[Exercise] Where the string "realizacji" occurs in the material below, report the whole line.

## START

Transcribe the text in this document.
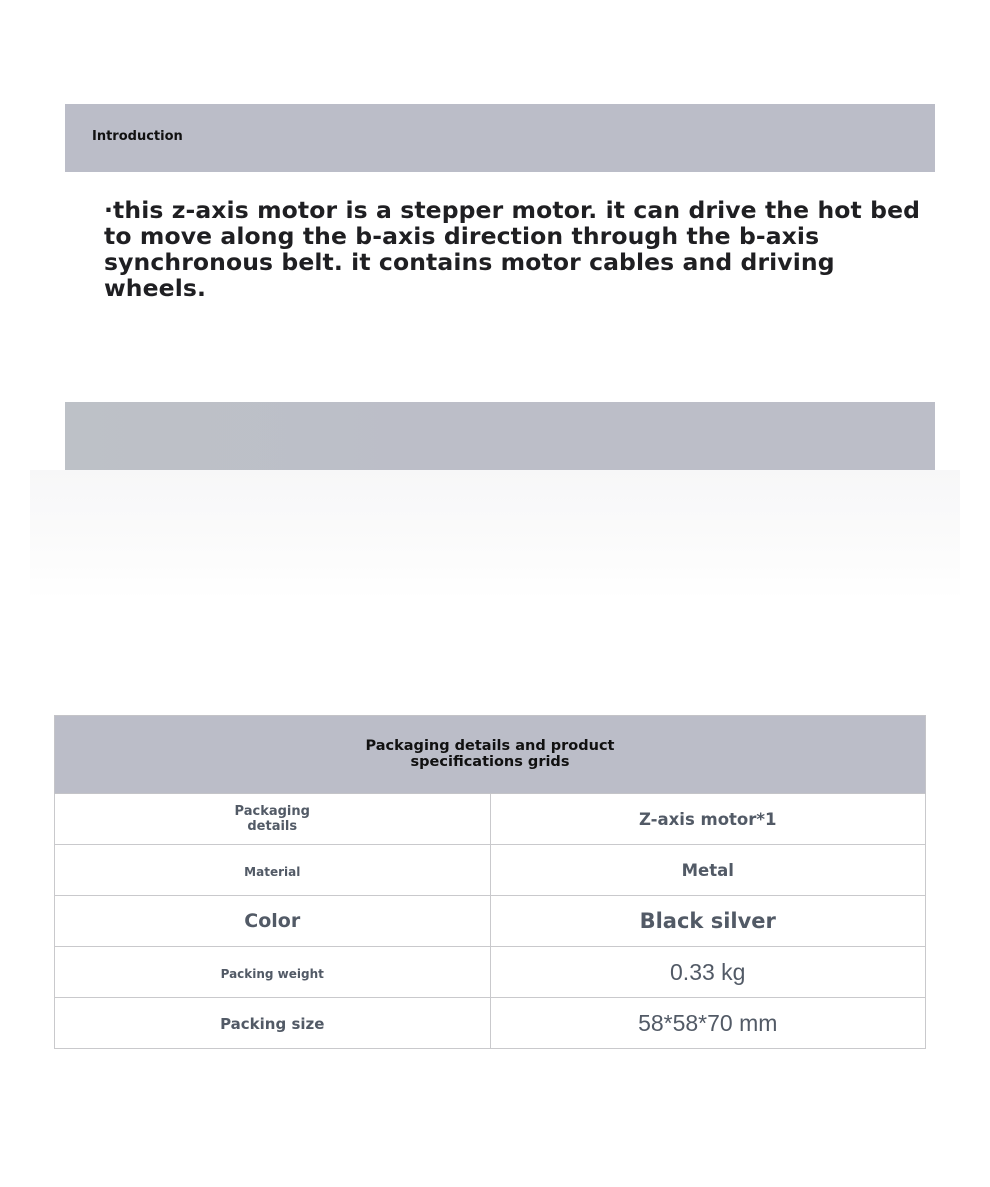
Introduction
·this z-axis motor is a stepper motor. it can drive the hot bed to move along the b-axis direction through the b-axis synchronous belt. it contains motor cables and driving wheels.
Packaging details and product specifications grids	
Packaging details	Z-axis motor*1
Material	Metal
Color	Black silver
Packing weight	0.33 kg
Packing size	58*58*70 mm
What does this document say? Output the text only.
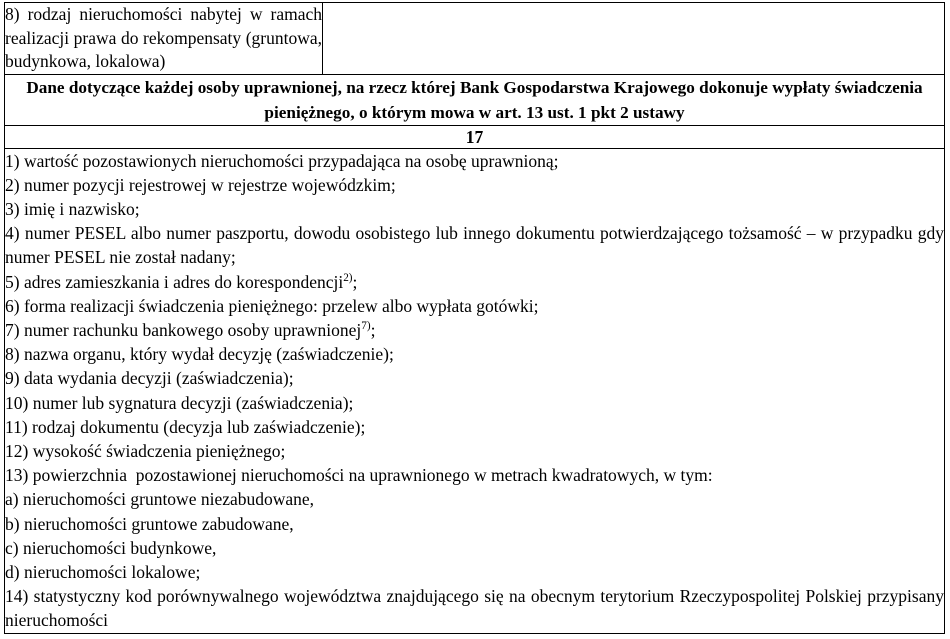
8) rodzaj nieruchomości nabytej w ramach realizacji prawa do rekompensaty (gruntowa, budynkowa, lokalowa)

Dane dotyczące każdej osoby uprawnionej, na rzecz której Bank Gospodarstwa Krajowego dokonuje wypłaty świadczenia pieniężnego, o którym mowa w art. 13 ust. 1 pkt 2 ustawy

17

1) wartość pozostawionych nieruchomości przypadająca na osobę uprawnioną;

2) numer pozycji rejestrowej w rejestrze wojewódzkim;

3) imię i nazwisko;

4) numer PESEL albo numer paszportu, dowodu osobistego lub innego dokumentu potwierdzającego tożsamość – w przypadku gdy numer PESEL nie został nadany;

5) adres zamieszkania i adres do korespondencji$^{2)}$;

6) forma realizacji świadczenia pieniężnego: przelew albo wypłata gotówki;

7) numer rachunku bankowego osoby uprawnionej$^{7)}$;

8) nazwa organu, który wydał decyzję (zaświadczenie);

9) data wydania decyzji (zaświadczenia);

10) numer lub sygnatura decyzji (zaświadczenia);

11) rodzaj dokumentu (decyzja lub zaświadczenie);

12) wysokość świadczenia pieniężnego;

13) powierzchnia  pozostawionej nieruchomości na uprawnionego w metrach kwadratowych, w tym:

a) nieruchomości gruntowe niezabudowane,

b) nieruchomości gruntowe zabudowane,

c) nieruchomości budynkowe,

d) nieruchomości lokalowe;

14) statystyczny kod porównywalnego województwa znajdującego się na obecnym terytorium Rzeczypospolitej Polskiej przypisany nieruchomości
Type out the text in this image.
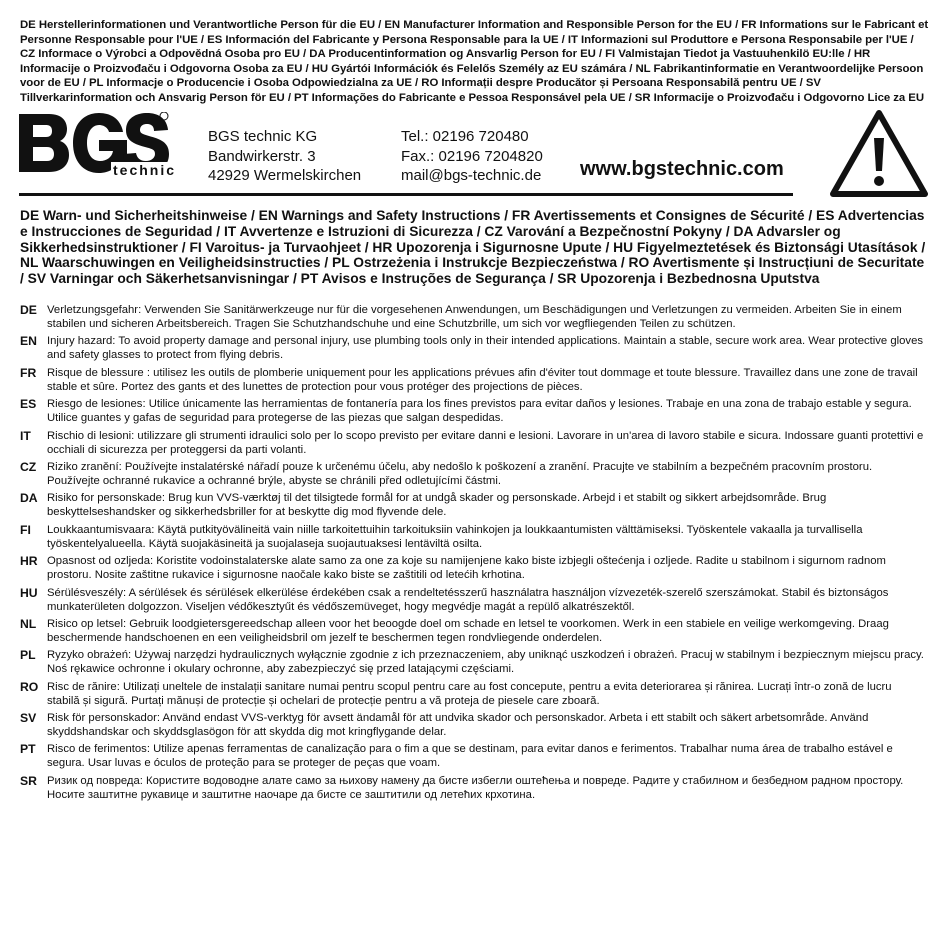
DE Herstellerinformationen und Verantwortliche Person für die EU / EN Manufacturer Information and Responsible Person for the EU / FR Informations sur le Fabricant et Personne Responsable pour l'UE / ES Información del Fabricante y Persona Responsable para la UE / IT Informazioni sul Produttore e Persona Responsabile per l'UE / CZ Informace o Výrobci a Odpovědná Osoba pro EU / DA Producentinformation og Ansvarlig Person for EU / FI Valmistajan Tiedot ja Vastuuhenkilö EU:lle / HR Informacije o Proizvođaču i Odgovorna Osoba za EU / HU Gyártói Információk és Felelős Személy az EU számára / NL Fabrikantinformatie en Verantwoordelijke Persoon voor de EU / PL Informacje o Producencie i Osoba Odpowiedzialna za UE / RO Informații despre Producător și Persoana Responsabilă pentru UE / SV Tillverkarinformation och Ansvarig Person för EU / PT Informações do Fabricante e Pessoa Responsável pela UE / SR Informacije o Proizvođaču i Odgovorno Lice za EU
technic
BGS technic KG
Bandwirkerstr. 3
42929 Wermelskirchen
Tel.: 02196 720480
Fax.: 02196 7204820
mail@bgs-technic.de www.bgstechnic.com
DE Warn- und Sicherheitshinweise / EN Warnings and Safety Instructions / FR Avertissements et Consignes de Sécurité / ES Advertencias e Instrucciones de Seguridad / IT Avvertenze e Istruzioni di Sicurezza / CZ Varování a Bezpečnostní Pokyny / DA Advarsler og Sikkerhedsinstruktioner / FI Varoitus- ja Turvaohjeet / HR Upozorenja i Sigurnosne Upute / HU Figyelmeztetések és Biztonsági Utasítások / NL Waarschuwingen en Veiligheidsinstructies / PL Ostrzeżenia i Instrukcje Bezpieczeństwa / RO Avertismente și Instrucțiuni de Securitate / SV Varningar och Säkerhetsanvisningar / PT Avisos e Instruções de Segurança / SR Upozorenja i Bezbednosna Uputstva
DE Verletzungsgefahr: Verwenden Sie Sanitärwerkzeuge nur für die vorgesehenen Anwendungen, um Beschädigungen und Verletzungen zu vermeiden. Arbeiten Sie in einem stabilen und sicheren Arbeitsbereich. Tragen Sie Schutzhandschuhe und eine Schutzbrille, um sich vor wegfliegenden Teilen zu schützen.
EN Injury hazard: To avoid property damage and personal injury, use plumbing tools only in their intended applications. Maintain a stable, secure work area. Wear protective gloves and safety glasses to protect from flying debris.
FR Risque de blessure : utilisez les outils de plomberie uniquement pour les applications prévues afin d'éviter tout dommage et toute blessure. Travaillez dans une zone de travail stable et sûre. Portez des gants et des lunettes de protection pour vous protéger des projections de pièces.
ES Riesgo de lesiones: Utilice únicamente las herramientas de fontanería para los fines previstos para evitar daños y lesiones. Trabaje en una zona de trabajo estable y segura. Utilice guantes y gafas de seguridad para protegerse de las piezas que salgan despedidas.
IT Rischio di lesioni: utilizzare gli strumenti idraulici solo per lo scopo previsto per evitare danni e lesioni. Lavorare in un'area di lavoro stabile e sicura. Indossare guanti protettivi e occhiali di sicurezza per proteggersi da parti volanti.
CZ Riziko zranění: Používejte instalatérské nářadí pouze k určenému účelu, aby nedošlo k poškození a zranění. Pracujte ve stabilním a bezpečném pracovním prostoru. Používejte ochranné rukavice a ochranné brýle, abyste se chránili před odletujícími částmi.
DA Risiko for personskade: Brug kun VVS-værktøj til det tilsigtede formål for at undgå skader og personskade. Arbejd i et stabilt og sikkert arbejdsområde. Brug beskyttelseshandsker og sikkerhedsbriller for at beskytte dig mod flyvende dele.
FI Loukkaantumisvaara: Käytä putkityövälineitä vain niille tarkoitettuihin tarkoituksiin vahinkojen ja loukkaantumisten välttämiseksi. Työskentele vakaalla ja turvallisella työskentelyalueella. Käytä suojakäsineitä ja suojalaseja suojautuaksesi lentäviltä osilta.
HR Opasnost od ozljeda: Koristite vodoinstalaterske alate samo za one za koje su namijenjene kako biste izbjegli oštećenja i ozljede. Radite u stabilnom i sigurnom radnom prostoru. Nosite zaštitne rukavice i sigurnosne naočale kako biste se zaštitili od letećih krhotina.
HU Sérülésveszély: A sérülések és sérülések elkerülése érdekében csak a rendeltetésszerű használatra használjon vízvezeték-szerelő szerszámokat. Stabil és biztonságos munkaterületen dolgozzon. Viseljen védőkesztyűt és védőszemüveget, hogy megvédje magát a repülő alkatrészektől.
NL Risico op letsel: Gebruik loodgietersgereedschap alleen voor het beoogde doel om schade en letsel te voorkomen. Werk in een stabiele en veilige werkomgeving. Draag beschermende handschoenen en een veiligheidsbril om jezelf te beschermen tegen rondvliegende onderdelen.
PL Ryzyko obrażeń: Używaj narzędzi hydraulicznych wyłącznie zgodnie z ich przeznaczeniem, aby uniknąć uszkodzeń i obrażeń. Pracuj w stabilnym i bezpiecznym miejscu pracy. Noś rękawice ochronne i okulary ochronne, aby zabezpieczyć się przed latającymi częściami.
RO Risc de rănire: Utilizați uneltele de instalații sanitare numai pentru scopul pentru care au fost concepute, pentru a evita deteriorarea și rănirea. Lucrați într-o zonă de lucru stabilă și sigură. Purtați mănuși de protecție și ochelari de protecție pentru a vă proteja de piesele care zboară.
SV Risk för personskador: Använd endast VVS-verktyg för avsett ändamål för att undvika skador och personskador. Arbeta i ett stabilt och säkert arbetsområde. Använd skyddshandskar och skyddsglasögon för att skydda dig mot kringflygande delar.
PT Risco de ferimentos: Utilize apenas ferramentas de canalização para o fim a que se destinam, para evitar danos e ferimentos. Trabalhar numa área de trabalho estável e segura. Usar luvas e óculos de proteção para se proteger de peças que voam.
SR Ризик од повреда: Користите водоводне алате само за њихову намену да бисте избегли оштећења и повреде. Радите у стабилном и безбедном радном простору. Носите заштитне рукавице и заштитне наочаре да бисте се заштитили од летећих крхотина.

## END

[Answer to this exercise]
8) rodzaj nieruchomości nabytej w ramach realizacji prawa do rekompensaty (gruntowa, budynkowa, lokalowa)
6) forma realizacji świadczenia pieniężnego: przelew albo wypłata gotówki;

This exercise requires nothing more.